** Start of Record extracts **

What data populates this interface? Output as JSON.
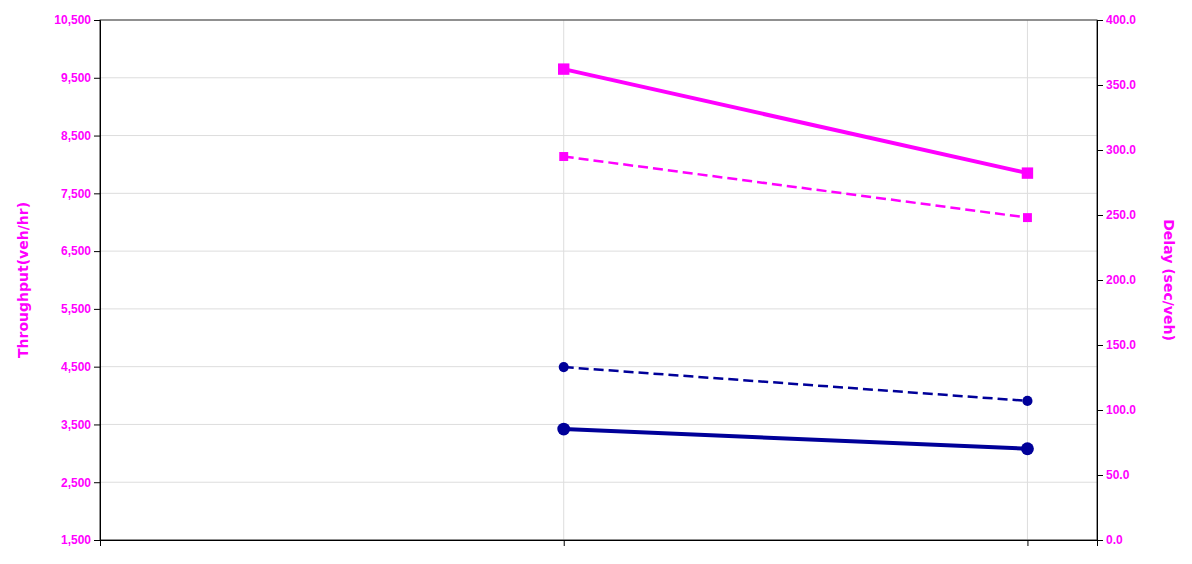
{
  "chart_data": {
    "type": "line",
    "x": [
      1,
      2
    ],
    "xlim": [
      0.0,
      2.15
    ],
    "xticks": [
      0,
      1,
      2
    ],
    "ylim": [
      1500,
      10500
    ],
    "yticks": [
      {
        "value": 1500,
        "label": "1,500"
      },
      {
        "value": 2500,
        "label": "2,500"
      },
      {
        "value": 3500,
        "label": "3,500"
      },
      {
        "value": 4500,
        "label": "4,500"
      },
      {
        "value": 5500,
        "label": "5,500"
      },
      {
        "value": 6500,
        "label": "6,500"
      },
      {
        "value": 7500,
        "label": "7,500"
      },
      {
        "value": 8500,
        "label": "8,500"
      },
      {
        "value": 9500,
        "label": "9,500"
      },
      {
        "value": 10500,
        "label": "10,500"
      }
    ],
    "y2lim": [
      0.0,
      400.0
    ],
    "y2ticks": [
      {
        "value": 0.0,
        "label": "0.0"
      },
      {
        "value": 50.0,
        "label": "50.0"
      },
      {
        "value": 100.0,
        "label": "100.0"
      },
      {
        "value": 150.0,
        "label": "150.0"
      },
      {
        "value": 200.0,
        "label": "200.0"
      },
      {
        "value": 250.0,
        "label": "250.0"
      },
      {
        "value": 300.0,
        "label": "300.0"
      },
      {
        "value": 350.0,
        "label": "350.0"
      },
      {
        "value": 400.0,
        "label": "400.0"
      }
    ],
    "y_label": "Throughput(veh/hr)",
    "y2_label": "Delay (sec/veh)",
    "grid": true,
    "tick_labels": "y",
    "series": [
      {
        "color": "#FF00FF",
        "values": [
          9650,
          7850
        ],
        "marker": "square",
        "line_style": "solid"
      },
      {
        "color": "#FF00FF",
        "values": [
          295.0,
          248.0
        ],
        "marker": "square",
        "line_style": "dashed",
        "axis": "y2"
      },
      {
        "color": "#000099",
        "values": [
          3420,
          3080
        ],
        "marker": "circle",
        "line_style": "solid"
      },
      {
        "color": "#000099",
        "values": [
          133.0,
          107.0
        ],
        "marker": "circle",
        "line_style": "dashed",
        "axis": "y2"
      }
    ]
  }
}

** End of Record extracts **

**Direction**
Pictures in the data above should not be copied; transcribe everything else exactly.

**Response to this task**
What data populates this interface? Output as JSON.
{
  "chart_data": {
    "type": "line",
    "x": [
      1,
      2
    ],
    "xlim": [
      0.0,
      2.15
    ],
    "xticks": [
      0,
      1,
      2
    ],
    "ylim": [
      1500,
      10500
    ],
    "yticks": [
      {
        "value": 1500,
        "label": "1,500"
      },
      {
        "value": 2500,
        "label": "2,500"
      },
      {
        "value": 3500,
        "label": "3,500"
      },
      {
        "value": 4500,
        "label": "4,500"
      },
      {
        "value": 5500,
        "label": "5,500"
      },
      {
        "value": 6500,
        "label": "6,500"
      },
      {
        "value": 7500,
        "label": "7,500"
      },
      {
        "value": 8500,
        "label": "8,500"
      },
      {
        "value": 9500,
        "label": "9,500"
      },
      {
        "value": 10500,
        "label": "10,500"
      }
    ],
    "y2lim": [
      0.0,
      400.0
    ],
    "y2ticks": [
      {
        "value": 0.0,
        "label": "0.0"
      },
      {
        "value": 50.0,
        "label": "50.0"
      },
      {
        "value": 100.0,
        "label": "100.0"
      },
      {
        "value": 150.0,
        "label": "150.0"
      },
      {
        "value": 200.0,
        "label": "200.0"
      },
      {
        "value": 250.0,
        "label": "250.0"
      },
      {
        "value": 300.0,
        "label": "300.0"
      },
      {
        "value": 350.0,
        "label": "350.0"
      },
      {
        "value": 400.0,
        "label": "400.0"
      }
    ],
    "y_label": "Throughput(veh/hr)",
    "y2_label": "Delay (sec/veh)",
    "grid": true,
    "tick_labels": "y",
    "series": [
      {
        "color": "#FF00FF",
        "values": [
          9650,
          7850
        ],
        "marker": "square",
        "line_style": "solid"
      },
      {
        "color": "#FF00FF",
        "values": [
          295.0,
          248.0
        ],
        "marker": "square",
        "line_style": "dashed",
        "axis": "y2"
      },
      {
        "color": "#000099",
        "values": [
          3420,
          3080
        ],
        "marker": "circle",
        "line_style": "solid"
      },
      {
        "color": "#000099",
        "values": [
          133.0,
          107.0
        ],
        "marker": "circle",
        "line_style": "dashed",
        "axis": "y2"
      }
    ]
  }
}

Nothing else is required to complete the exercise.